◆ **ÉNONCÉ A**:
Pourriez-vous recopier fidèlement le passage de l'article sur la reddition de Bosco Ntaganda, depuis « La mystérieuse reddition » jusqu'à « Twitter. Manipulation ? » inclus ?
◆ **ÉNONCÉ B**:
Pouvez-vous poursuivre l'article sur la reddition de Bosco Ntaganda après sa dernière phrase ?
───── TEXTE CITÉ ─────
La mystérieuse reddition de «Bosco»

Bosco1Délogé le 15 mars dernier de sa «planque» quelque part dans la province congolaise du Nord Kivu par les hommes du duo Bisimwa-Makenga, le «général» fugitif Bosco Ntaganda a réapparu, comme par enchantement, lundi 18 mars, à l’ambassade des Etats-Unis à Kigali. L’homme qui était en cavale depuis avril 2012 pour échapper aux mandats d’arrêt lancés – en 2006 et 2012 - à son encontre par la CPI (Cour pénale internationale) «demande» maintenant son extradition à La Haye. C’est la ministre rwandaise des Affaires étrangères Louise Mushikiwabo qui a donné l’information…sur Twitter. Manipulation ?     

Twitter 

«Nous avons appris aujourd’hui que Bosco Ntaganda est entré au Rwanda et s’est rendu à l’ambassade américaine à Kigali», annonçait lundi 18 mars le chef de la diplomatie rwandaise sur son compte «Twitter». La nouvelle a été aussitôt confirmée par Victoria Nuland, porte-parole du département d’Etat américain. Celle-ci a parlé d’une «demande spécifique» formulée par «Bosco» d’être transféré à La Haye. Etrange. L’homme s’y opposait depuis 2006. Le Rwanda de Paul Kagame et le Congo démocratique de «Joseph Kabila» semblaient le protéger. Depuis l’éclatement de la mutinerie des éléments FARDC étiquetés CNDP, en avril 2012, Kinshasa et Kigali ne semblent plus regarder dans la même direction.
───── LIGNES AFFICHÉES ─────
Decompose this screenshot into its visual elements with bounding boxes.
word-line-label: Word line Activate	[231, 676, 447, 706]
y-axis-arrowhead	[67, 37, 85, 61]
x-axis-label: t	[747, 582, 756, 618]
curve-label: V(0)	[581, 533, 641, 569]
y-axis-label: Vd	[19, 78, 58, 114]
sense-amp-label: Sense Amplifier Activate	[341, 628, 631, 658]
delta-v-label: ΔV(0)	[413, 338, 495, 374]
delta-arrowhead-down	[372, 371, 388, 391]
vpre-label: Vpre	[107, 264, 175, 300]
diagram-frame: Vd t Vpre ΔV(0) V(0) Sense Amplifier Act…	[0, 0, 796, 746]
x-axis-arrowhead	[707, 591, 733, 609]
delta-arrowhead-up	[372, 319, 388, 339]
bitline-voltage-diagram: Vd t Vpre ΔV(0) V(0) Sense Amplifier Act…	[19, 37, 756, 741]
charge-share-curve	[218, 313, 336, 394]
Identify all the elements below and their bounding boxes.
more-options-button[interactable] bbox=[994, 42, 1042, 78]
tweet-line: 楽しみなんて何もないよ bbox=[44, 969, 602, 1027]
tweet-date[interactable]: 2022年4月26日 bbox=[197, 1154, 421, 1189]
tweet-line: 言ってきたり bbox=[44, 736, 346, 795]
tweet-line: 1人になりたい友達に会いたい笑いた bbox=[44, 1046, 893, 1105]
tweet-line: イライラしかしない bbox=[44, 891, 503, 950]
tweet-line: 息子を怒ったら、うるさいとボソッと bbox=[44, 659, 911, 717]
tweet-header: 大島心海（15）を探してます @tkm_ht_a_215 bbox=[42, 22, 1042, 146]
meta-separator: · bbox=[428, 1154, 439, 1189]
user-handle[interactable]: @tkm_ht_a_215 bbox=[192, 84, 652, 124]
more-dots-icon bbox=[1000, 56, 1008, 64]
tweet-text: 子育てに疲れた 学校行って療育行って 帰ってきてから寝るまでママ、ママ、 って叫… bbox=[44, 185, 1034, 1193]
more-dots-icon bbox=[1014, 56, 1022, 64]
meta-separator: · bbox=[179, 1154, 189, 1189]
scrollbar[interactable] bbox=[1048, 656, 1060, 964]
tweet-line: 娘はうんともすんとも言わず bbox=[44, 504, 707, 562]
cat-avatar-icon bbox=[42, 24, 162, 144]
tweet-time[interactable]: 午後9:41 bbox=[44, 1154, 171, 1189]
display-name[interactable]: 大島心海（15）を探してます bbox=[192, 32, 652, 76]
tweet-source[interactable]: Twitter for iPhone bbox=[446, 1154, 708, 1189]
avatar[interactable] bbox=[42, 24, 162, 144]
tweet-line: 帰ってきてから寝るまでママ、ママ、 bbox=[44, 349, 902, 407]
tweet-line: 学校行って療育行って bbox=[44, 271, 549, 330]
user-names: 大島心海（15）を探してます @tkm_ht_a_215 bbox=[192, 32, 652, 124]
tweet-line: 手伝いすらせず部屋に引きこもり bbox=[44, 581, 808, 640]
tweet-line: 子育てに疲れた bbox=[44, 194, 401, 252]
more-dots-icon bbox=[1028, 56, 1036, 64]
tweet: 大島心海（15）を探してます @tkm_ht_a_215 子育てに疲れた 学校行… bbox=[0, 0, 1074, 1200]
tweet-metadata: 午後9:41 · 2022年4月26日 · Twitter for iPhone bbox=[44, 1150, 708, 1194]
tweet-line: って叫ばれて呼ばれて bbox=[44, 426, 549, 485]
─────
◆ **RÉSULTAT DE L'EXERCICE A**:
La mystérieuse reddition de «Bosco»

Bosco1Délogé le 15 mars dernier de sa «planque» quelque part dans la province congolaise du Nord Kivu par les hommes du duo Bisimwa-Makenga, le «général» fugitif Bosco Ntaganda a réapparu, comme par enchantement, lundi 18 mars, à l’ambassade des Etats-Unis à Kigali. L’homme qui était en cavale depuis avril 2012 pour échapper aux mandats d’arrêt lancés – en 2006 et 2012 - à son encontre par la CPI (Cour pénale internationale) «demande» maintenant son extradition à La Haye. C’est la ministre rwandaise des Affaires étrangères Louise Mushikiwabo qui a donné l’information…sur Twitter. Manipulation ?

◆ **RÉSULTAT DE L'EXERCICE B**:
Rares sont les observateurs qui croient sérieusement à la version des faits relatée par la ministre Louise Mushikiwabo. A tort ou à raison, les dirigeants rwandais ont, à plusieurs occasions, démontré leur maîtrise de l’art de la manipulation de l’information. Bref, l’art de la désinformation. Qui pourrait croire franchement qu’après avoir franchi la frontière entre le Congo et Rwanda, Ntaganda est entré dans le territoire rwandais sans rencontrer un membre des forces de sécurité. Il a poursuivi son bonhomme de chemin jusqu’à l’ambassade américaine dans la capitale rwandaise. C’est trop beau pour être vrai dans ce pays qui passe pour un des "meilleurs" Etats policiers du continent. Questions : Quel «deal», l’officier fugitif a pu passer avec les dirigeants rwandais avant sa "reddition"? Quelle est la contrepartie qui lui a été offerte ? En «livrant» Ntaganda, les dirigeants rwandais tentent-ils de desserrer l’étau diplomatique d’une communauté internationale qui les accuse de soutenir la déstabilisation dans la partie orientale du Congo ? Pourquoi Ntaganda a-t-il jeté son dévolu sur la mission diplomatique américaine dont le pays n’est pas signataire du Statut de Rome créant la CPI? Y a-t-il eu des tractations entre Kigali et Washington ?   

Enfants soldats

LubangaAncien bras droit de l’ex-chef milicien de l’Ituri, Thomas Lubanga, Ntaganda est poursuivi par la CPI pour «crimes contre l’humanité et crimes de guerre» commis, entre 2002 et 2003, au Congo-Kinshasa. On ne dit pas assez que «Thomas» et «Bosco» sont des purs produits de l’occupation de la partie orientale du Congo par les armées ougandaise et rwandaise. Et ce, après la rupture de la «coopération militaire» décidée par LD Kabila avec l’Ouganda et le Rwanda qui l’avaient porté au pouvoir un certain 17 mai 1997. Les deux pays avaient mis sur pieds une nouvelle « rébellion congolaise » dénommée RCD (Rassemblement congolais pour la démocratie).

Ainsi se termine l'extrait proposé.